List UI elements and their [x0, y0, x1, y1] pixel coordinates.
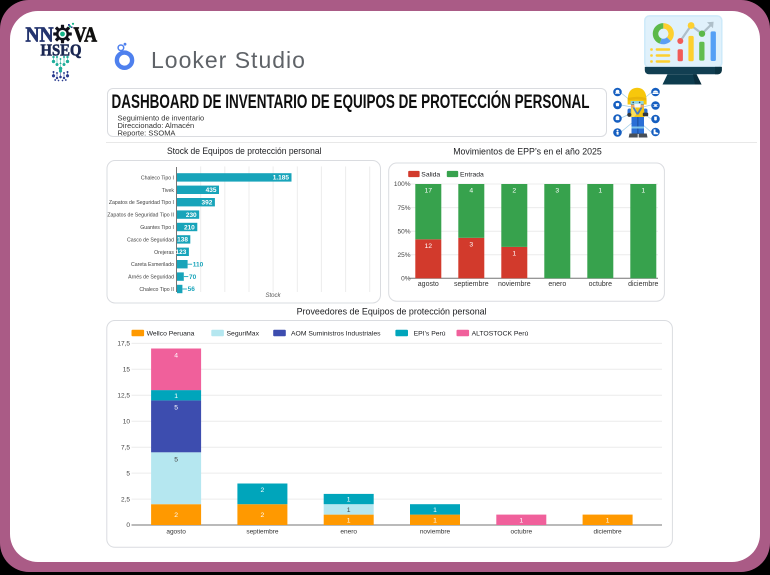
svg-text:Proveedores de Equipos de prot: Proveedores de Equipos de protección per…	[297, 307, 487, 318]
svg-text:Orejeras: Orejeras	[154, 250, 174, 256]
svg-text:1: 1	[598, 188, 602, 195]
svg-text:Movimientos de EPP’s en el año: Movimientos de EPP’s en el año 2025	[453, 147, 602, 158]
svg-text:octubre: octubre	[510, 529, 532, 536]
svg-text:25%: 25%	[397, 252, 410, 259]
svg-text:Tivek: Tivek	[162, 188, 175, 194]
svg-text:17,5: 17,5	[117, 341, 130, 348]
svg-text:50%: 50%	[397, 228, 410, 235]
svg-text:1.185: 1.185	[273, 175, 290, 182]
svg-text:3: 3	[555, 188, 559, 195]
svg-text:Stock: Stock	[265, 293, 281, 299]
svg-text:Direccionado: Almacén: Direccionado: Almacén	[118, 121, 195, 130]
svg-text:Casco de Seguridad: Casco de Seguridad	[127, 237, 174, 243]
svg-text:4: 4	[174, 353, 178, 360]
svg-text:VA: VA	[74, 23, 98, 47]
svg-text:EPI’s Perú: EPI’s Perú	[414, 331, 446, 338]
svg-text:210: 210	[184, 224, 195, 231]
svg-text:123: 123	[176, 249, 187, 256]
svg-text:5: 5	[126, 470, 130, 477]
svg-text:Chaleco Tipo II: Chaleco Tipo II	[139, 287, 174, 293]
svg-text:septiembre: septiembre	[454, 281, 489, 288]
svg-text:Stock de Equipos de protección: Stock de Equipos de protección personal	[167, 146, 322, 157]
svg-text:noviembre: noviembre	[498, 281, 531, 288]
svg-text:7,5: 7,5	[121, 444, 130, 451]
svg-text:110: 110	[193, 261, 204, 268]
svg-text:12,5: 12,5	[117, 393, 130, 400]
svg-text:Reporte: SSOMA: Reporte: SSOMA	[118, 128, 176, 137]
svg-text:Chaleco Tipo I: Chaleco Tipo I	[141, 175, 174, 181]
svg-text:1: 1	[433, 517, 437, 524]
svg-text:noviembre: noviembre	[420, 529, 451, 536]
svg-text:230: 230	[186, 212, 197, 219]
svg-text:2: 2	[174, 512, 178, 519]
svg-text:0%: 0%	[401, 276, 411, 283]
svg-text:10: 10	[123, 418, 131, 425]
svg-text:12: 12	[425, 243, 433, 250]
svg-text:1: 1	[519, 517, 523, 524]
svg-text:SeguriMax: SeguriMax	[227, 331, 260, 338]
svg-text:1: 1	[641, 188, 645, 195]
svg-text:octubre: octubre	[589, 281, 612, 288]
svg-text:NN: NN	[26, 23, 54, 47]
svg-text:Guantes Tipo I: Guantes Tipo I	[140, 225, 174, 231]
svg-text:2,5: 2,5	[121, 496, 130, 503]
svg-text:septiembre: septiembre	[246, 529, 279, 536]
svg-text:Seguimiento de inventario: Seguimiento de inventario	[118, 113, 205, 122]
svg-text:2: 2	[261, 512, 265, 519]
svg-text:4: 4	[469, 188, 473, 195]
svg-text:1: 1	[347, 507, 351, 514]
svg-text:100%: 100%	[394, 181, 411, 188]
svg-text:Zapatos de Seguridad Tipo II: Zapatos de Seguridad Tipo II	[107, 213, 174, 219]
svg-text:diciembre: diciembre	[628, 281, 658, 288]
svg-text:1: 1	[347, 517, 351, 524]
svg-text:enero: enero	[340, 529, 357, 536]
svg-text:2: 2	[261, 487, 265, 494]
svg-text:1: 1	[347, 497, 351, 504]
svg-text:DASHBOARD DE INVENTARIO DE EQU: DASHBOARD DE INVENTARIO DE EQUIPOS DE PR…	[112, 89, 590, 113]
svg-text:Entrada: Entrada	[460, 172, 484, 179]
svg-text:392: 392	[202, 200, 213, 207]
svg-text:15: 15	[123, 367, 131, 374]
svg-text:1: 1	[512, 251, 516, 258]
svg-text:Careta Esmerilado: Careta Esmerilado	[131, 262, 174, 268]
svg-text:3: 3	[469, 242, 473, 249]
svg-text:56: 56	[188, 286, 196, 293]
svg-text:138: 138	[177, 237, 188, 244]
svg-text:diciembre: diciembre	[594, 529, 623, 536]
svg-text:Wellco Peruana: Wellco Peruana	[147, 331, 195, 338]
svg-text:Zapatos de Seguridad Tipo I: Zapatos de Seguridad Tipo I	[109, 200, 174, 206]
svg-text:agosto: agosto	[418, 281, 439, 288]
svg-text:75%: 75%	[397, 205, 410, 212]
svg-text:5: 5	[174, 456, 178, 463]
svg-text:HSEQ: HSEQ	[41, 40, 82, 59]
svg-text:0: 0	[126, 522, 130, 529]
svg-text:1: 1	[433, 507, 437, 514]
svg-text:agosto: agosto	[166, 529, 186, 536]
svg-text:70: 70	[189, 274, 197, 281]
svg-text:Arnés de Seguridad: Arnés de Seguridad	[128, 275, 174, 281]
svg-text:2: 2	[512, 188, 516, 195]
svg-text:ALTOSTOCK Perú: ALTOSTOCK Perú	[472, 331, 529, 338]
svg-text:435: 435	[206, 187, 217, 194]
svg-text:17: 17	[425, 188, 433, 195]
svg-text:1: 1	[174, 393, 178, 400]
svg-text:enero: enero	[548, 281, 566, 288]
svg-text:1: 1	[606, 517, 610, 524]
svg-text:5: 5	[174, 404, 178, 411]
svg-text:Salida: Salida	[421, 172, 440, 179]
svg-text:AOM Suministros Industriales: AOM Suministros Industriales	[291, 331, 381, 338]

=== Problem to solve ===
Put the data lines from the line with "svg-text:Proveedores de Equipos" up to and including the line with "128, 176, 137]" into a Markdown table with the columns Row and Line. Number each row and leave out blank lines.

=== Written response ===
| Row | Line |
|---|---|
| 1 | svg-text:Proveedores de Equipos de prot: Proveedores de Equipos de protección per…	[297, 307, 487, 318] |
| 2 | svg-text:Orejeras: Orejeras	[154, 250, 174, 256] |
| 3 | svg-text:1: 1	[598, 188, 602, 195] |
| 4 | svg-text:Movimientos de EPP’s en el año: Movimientos de EPP’s en el año 2025	[453, 147, 602, 158] |
| 5 | svg-text:octubre: octubre	[510, 529, 532, 536] |
| 6 | svg-text:25%: 25%	[397, 252, 410, 259] |
| 7 | svg-text:Tivek: Tivek	[162, 188, 175, 194] |
| 8 | svg-text:17,5: 17,5	[117, 341, 130, 348] |
| 9 | svg-text:50%: 50%	[397, 228, 410, 235] |
| 10 | svg-text:1.185: 1.185	[273, 175, 290, 182] |
| 11 | svg-text:3: 3	[555, 188, 559, 195] |
| 12 | svg-text:Stock: Stock	[265, 293, 281, 299] |
| 13 | svg-text:Direccionado: Almacén: Direccionado: Almacén	[118, 121, 195, 130] |
| 14 | svg-text:Casco de Seguridad: Casco de Seguridad	[127, 237, 174, 243] |
| 15 | svg-text:4: 4	[174, 353, 178, 360] |
| 16 | svg-text:VA: VA	[74, 23, 98, 47] |
| 17 | svg-text:EPI’s Perú: EPI’s Perú	[414, 331, 446, 338] |
| 18 | svg-text:210: 210	[184, 224, 195, 231] |
| 19 | svg-text:123: 123	[176, 249, 187, 256] |
| 20 | svg-text:5: 5	[126, 470, 130, 477] |
| 21 | svg-text:Chaleco Tipo II: Chaleco Tipo II	[139, 287, 174, 293] |
| 22 | svg-text:septiembre: septiembre	[454, 281, 489, 288] |
| 23 | svg-text:Stock de Equipos de protección: Stock de Equipos de protección personal	[167, 146, 322, 157] |
| 24 | svg-text:noviembre: noviembre	[498, 281, 531, 288] |
| 25 | svg-text:7,5: 7,5	[121, 444, 130, 451] |
| 26 | svg-text:110: 110	[193, 261, 204, 268] |
| 27 | svg-text:12,5: 12,5	[117, 393, 130, 400] |
| 28 | svg-text:Reporte: SSOMA: Reporte: SSOMA	[118, 128, 176, 137] |